### Exercise
Locate and copy all lines bearing the word "things".

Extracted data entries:
================

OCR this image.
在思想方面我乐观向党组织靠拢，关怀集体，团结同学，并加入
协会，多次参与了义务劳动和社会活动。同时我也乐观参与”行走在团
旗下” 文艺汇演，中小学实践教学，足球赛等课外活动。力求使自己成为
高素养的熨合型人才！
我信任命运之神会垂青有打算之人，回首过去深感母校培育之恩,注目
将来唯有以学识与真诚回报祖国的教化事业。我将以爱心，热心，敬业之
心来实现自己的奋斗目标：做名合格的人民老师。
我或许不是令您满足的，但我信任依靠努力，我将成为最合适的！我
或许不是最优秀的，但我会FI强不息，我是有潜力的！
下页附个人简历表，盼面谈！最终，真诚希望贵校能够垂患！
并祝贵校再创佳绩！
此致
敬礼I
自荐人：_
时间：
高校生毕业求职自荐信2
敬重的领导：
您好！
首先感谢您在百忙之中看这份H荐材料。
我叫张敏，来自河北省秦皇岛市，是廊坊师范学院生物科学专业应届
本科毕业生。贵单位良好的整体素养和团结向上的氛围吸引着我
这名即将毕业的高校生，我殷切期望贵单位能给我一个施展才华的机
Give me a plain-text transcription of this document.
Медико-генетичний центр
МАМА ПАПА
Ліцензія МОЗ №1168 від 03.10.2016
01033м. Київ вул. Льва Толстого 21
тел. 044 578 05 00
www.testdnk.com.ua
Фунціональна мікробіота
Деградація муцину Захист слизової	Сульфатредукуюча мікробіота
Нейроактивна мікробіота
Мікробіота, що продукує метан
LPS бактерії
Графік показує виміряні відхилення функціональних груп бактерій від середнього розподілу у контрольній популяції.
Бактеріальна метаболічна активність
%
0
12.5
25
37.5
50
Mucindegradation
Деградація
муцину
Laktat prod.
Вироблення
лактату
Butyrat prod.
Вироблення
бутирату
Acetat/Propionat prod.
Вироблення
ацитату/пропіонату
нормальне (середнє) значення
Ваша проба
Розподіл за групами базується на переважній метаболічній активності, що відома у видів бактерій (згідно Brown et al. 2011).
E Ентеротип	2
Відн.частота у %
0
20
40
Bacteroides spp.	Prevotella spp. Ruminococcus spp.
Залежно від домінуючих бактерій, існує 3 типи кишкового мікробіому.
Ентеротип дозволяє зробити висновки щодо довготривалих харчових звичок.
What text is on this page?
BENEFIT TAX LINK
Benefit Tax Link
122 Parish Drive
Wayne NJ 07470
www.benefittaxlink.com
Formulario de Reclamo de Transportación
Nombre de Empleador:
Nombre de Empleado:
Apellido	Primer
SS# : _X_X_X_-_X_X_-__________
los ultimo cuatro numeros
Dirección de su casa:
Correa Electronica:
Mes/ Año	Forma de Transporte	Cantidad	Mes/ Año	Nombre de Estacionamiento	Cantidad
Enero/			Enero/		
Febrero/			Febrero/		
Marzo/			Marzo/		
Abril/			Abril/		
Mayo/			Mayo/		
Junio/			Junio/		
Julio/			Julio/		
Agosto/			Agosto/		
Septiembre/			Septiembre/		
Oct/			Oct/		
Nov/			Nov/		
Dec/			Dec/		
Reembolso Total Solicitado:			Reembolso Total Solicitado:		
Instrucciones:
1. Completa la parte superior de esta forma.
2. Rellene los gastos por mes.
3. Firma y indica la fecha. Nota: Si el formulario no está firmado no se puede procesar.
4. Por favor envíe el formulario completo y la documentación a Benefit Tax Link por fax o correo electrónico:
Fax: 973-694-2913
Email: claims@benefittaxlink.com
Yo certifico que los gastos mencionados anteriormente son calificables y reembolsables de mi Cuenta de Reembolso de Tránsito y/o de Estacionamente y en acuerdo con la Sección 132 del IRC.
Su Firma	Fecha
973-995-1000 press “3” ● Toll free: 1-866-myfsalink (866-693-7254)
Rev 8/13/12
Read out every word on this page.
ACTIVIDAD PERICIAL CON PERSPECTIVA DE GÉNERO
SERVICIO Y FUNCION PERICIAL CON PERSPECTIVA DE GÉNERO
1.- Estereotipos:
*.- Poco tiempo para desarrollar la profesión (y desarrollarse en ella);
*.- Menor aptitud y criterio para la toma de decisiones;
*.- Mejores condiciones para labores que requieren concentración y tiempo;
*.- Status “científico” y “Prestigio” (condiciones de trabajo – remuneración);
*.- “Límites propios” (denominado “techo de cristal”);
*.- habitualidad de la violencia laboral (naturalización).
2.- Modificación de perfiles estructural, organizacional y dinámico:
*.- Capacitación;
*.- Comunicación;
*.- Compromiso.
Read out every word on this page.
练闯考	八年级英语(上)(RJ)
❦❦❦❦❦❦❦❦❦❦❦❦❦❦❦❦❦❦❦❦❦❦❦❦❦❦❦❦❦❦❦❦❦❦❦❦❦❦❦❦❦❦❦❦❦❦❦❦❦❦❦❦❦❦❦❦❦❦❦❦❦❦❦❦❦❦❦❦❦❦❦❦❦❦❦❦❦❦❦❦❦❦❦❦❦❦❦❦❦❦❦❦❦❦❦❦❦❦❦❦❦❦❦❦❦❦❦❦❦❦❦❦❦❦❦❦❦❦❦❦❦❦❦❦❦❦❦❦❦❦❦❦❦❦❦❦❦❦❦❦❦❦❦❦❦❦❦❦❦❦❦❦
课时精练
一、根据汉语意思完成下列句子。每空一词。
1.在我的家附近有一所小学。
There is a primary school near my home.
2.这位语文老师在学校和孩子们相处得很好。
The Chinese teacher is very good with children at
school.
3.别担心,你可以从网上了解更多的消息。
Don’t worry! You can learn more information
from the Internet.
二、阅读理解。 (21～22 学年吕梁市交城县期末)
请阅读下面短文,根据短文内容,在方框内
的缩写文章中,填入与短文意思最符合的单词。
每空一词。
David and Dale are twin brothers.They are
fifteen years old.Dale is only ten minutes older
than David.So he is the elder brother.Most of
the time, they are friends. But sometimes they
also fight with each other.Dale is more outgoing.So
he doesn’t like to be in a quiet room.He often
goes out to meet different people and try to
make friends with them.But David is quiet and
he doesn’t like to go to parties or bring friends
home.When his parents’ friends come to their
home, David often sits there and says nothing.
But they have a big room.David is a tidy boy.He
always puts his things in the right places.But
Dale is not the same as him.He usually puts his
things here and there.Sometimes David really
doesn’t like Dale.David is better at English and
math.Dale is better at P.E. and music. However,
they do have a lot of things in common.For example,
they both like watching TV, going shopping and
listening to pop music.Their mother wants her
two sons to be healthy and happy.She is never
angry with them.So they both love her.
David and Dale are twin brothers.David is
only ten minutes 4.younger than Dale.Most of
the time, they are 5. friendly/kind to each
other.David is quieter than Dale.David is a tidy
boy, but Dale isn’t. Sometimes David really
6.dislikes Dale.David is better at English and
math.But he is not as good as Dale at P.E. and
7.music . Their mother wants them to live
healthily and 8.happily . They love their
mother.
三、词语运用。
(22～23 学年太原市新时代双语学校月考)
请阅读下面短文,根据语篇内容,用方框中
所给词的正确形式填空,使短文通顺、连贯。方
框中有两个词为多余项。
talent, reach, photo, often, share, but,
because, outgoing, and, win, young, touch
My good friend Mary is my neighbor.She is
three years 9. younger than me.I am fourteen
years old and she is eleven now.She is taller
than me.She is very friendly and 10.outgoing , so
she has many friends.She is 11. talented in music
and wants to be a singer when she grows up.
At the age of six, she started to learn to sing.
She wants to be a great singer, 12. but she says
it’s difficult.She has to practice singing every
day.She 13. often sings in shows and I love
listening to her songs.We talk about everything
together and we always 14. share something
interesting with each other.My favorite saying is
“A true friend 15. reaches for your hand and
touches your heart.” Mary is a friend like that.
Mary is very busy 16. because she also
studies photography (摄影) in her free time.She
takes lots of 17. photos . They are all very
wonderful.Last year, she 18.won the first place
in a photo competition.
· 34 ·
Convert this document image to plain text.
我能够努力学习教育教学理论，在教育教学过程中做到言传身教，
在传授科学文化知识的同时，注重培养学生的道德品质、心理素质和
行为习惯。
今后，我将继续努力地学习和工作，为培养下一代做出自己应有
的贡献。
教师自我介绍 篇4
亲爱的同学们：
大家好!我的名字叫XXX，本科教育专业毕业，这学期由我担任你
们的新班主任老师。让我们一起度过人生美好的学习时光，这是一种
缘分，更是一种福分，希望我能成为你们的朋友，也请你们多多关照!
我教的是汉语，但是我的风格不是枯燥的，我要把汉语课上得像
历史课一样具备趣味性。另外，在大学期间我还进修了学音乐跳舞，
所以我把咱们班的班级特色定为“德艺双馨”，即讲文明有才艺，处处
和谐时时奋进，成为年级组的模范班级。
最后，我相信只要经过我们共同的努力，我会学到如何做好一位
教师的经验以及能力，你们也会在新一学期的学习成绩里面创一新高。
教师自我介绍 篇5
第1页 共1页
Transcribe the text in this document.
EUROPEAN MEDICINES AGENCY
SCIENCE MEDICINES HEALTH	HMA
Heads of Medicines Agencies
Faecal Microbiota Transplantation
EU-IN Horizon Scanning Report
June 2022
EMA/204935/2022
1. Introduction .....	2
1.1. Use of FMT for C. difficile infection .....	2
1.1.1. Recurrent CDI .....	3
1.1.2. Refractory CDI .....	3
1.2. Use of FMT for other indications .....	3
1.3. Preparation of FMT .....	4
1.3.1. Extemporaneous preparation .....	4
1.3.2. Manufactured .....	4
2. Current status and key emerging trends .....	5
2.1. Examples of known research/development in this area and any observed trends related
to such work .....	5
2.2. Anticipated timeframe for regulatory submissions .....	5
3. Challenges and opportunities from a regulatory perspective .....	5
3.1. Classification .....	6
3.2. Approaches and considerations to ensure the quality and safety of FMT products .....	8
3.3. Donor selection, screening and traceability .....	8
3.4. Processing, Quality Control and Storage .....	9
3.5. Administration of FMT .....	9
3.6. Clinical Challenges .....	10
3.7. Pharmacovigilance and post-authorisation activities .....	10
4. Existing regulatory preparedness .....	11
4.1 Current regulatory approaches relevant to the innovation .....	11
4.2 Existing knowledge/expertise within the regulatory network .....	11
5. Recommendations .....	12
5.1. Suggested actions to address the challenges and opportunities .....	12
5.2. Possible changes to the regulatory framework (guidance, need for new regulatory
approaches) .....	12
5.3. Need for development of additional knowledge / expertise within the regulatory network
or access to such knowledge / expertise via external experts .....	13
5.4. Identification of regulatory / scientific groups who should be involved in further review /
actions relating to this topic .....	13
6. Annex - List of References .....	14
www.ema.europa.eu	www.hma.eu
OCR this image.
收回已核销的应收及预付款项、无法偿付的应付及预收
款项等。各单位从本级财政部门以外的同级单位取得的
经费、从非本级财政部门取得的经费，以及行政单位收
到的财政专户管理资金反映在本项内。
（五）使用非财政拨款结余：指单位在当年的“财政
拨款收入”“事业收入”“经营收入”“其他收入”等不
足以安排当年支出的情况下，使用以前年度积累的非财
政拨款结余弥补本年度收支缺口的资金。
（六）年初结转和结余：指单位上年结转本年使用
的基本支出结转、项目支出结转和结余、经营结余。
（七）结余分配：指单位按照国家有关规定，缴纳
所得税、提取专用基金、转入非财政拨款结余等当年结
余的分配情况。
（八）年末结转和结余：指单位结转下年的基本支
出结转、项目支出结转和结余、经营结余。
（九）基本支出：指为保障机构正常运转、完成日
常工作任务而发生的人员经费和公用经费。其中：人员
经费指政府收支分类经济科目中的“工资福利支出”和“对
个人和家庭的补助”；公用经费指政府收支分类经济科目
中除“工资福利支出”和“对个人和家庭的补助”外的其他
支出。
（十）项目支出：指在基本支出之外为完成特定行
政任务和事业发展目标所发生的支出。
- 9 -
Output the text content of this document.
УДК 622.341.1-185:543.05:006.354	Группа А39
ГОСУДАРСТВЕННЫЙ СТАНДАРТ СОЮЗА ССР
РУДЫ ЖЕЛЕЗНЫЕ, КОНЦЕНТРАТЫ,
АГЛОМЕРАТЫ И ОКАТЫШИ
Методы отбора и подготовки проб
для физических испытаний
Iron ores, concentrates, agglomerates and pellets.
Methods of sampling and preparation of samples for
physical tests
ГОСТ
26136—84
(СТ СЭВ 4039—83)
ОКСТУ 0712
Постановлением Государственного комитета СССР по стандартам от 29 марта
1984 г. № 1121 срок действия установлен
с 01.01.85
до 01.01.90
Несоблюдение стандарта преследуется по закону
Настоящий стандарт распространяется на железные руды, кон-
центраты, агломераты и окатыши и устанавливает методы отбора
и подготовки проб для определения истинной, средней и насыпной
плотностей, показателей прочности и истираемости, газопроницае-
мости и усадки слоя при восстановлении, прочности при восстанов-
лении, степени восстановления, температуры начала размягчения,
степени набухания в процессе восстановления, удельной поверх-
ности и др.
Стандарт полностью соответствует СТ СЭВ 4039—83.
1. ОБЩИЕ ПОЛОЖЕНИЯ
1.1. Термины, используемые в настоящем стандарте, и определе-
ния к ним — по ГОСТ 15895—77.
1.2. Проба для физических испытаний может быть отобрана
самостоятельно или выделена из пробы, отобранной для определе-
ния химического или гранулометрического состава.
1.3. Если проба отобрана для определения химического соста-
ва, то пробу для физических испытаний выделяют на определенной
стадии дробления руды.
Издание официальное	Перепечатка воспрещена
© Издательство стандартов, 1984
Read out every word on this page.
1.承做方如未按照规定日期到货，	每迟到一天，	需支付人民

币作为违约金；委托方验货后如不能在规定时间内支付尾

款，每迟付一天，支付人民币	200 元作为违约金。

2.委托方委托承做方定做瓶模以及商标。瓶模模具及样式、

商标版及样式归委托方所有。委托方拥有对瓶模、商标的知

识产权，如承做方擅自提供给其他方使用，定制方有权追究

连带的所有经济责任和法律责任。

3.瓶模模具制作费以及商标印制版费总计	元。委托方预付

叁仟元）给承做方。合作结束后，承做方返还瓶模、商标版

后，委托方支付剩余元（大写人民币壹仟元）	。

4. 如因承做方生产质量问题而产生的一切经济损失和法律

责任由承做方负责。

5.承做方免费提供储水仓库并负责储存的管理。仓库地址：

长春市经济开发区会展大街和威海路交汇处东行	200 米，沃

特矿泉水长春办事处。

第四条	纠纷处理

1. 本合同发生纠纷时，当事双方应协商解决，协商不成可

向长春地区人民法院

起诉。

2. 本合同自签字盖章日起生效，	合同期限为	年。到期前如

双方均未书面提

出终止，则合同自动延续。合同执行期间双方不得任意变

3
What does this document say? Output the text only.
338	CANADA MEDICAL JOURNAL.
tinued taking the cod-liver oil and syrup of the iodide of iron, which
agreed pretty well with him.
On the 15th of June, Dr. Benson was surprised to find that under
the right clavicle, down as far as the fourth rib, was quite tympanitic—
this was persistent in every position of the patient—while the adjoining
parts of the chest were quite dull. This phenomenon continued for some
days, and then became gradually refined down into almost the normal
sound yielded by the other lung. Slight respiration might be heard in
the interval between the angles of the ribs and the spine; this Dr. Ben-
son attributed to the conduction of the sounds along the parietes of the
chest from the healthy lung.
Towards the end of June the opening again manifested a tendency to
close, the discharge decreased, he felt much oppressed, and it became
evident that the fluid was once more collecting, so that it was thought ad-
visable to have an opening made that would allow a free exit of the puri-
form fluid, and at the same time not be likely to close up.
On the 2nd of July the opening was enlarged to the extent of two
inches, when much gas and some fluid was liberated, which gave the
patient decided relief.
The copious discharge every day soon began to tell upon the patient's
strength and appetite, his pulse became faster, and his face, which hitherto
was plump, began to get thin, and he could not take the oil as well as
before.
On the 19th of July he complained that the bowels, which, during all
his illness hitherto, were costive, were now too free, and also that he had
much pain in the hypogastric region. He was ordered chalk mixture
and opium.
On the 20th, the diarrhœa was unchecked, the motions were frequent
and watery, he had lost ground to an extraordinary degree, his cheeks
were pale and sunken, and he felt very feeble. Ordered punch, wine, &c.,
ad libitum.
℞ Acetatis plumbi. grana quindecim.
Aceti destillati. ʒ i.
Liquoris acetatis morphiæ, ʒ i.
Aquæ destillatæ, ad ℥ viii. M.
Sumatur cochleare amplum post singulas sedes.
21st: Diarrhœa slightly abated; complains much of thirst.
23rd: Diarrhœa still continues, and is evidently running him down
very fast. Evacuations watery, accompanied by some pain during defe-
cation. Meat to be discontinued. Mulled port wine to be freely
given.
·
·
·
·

================

### Finished exercise
always puts his things in the right places.But
things here and there.Sometimes David really
they do have a lot of things in common.For example,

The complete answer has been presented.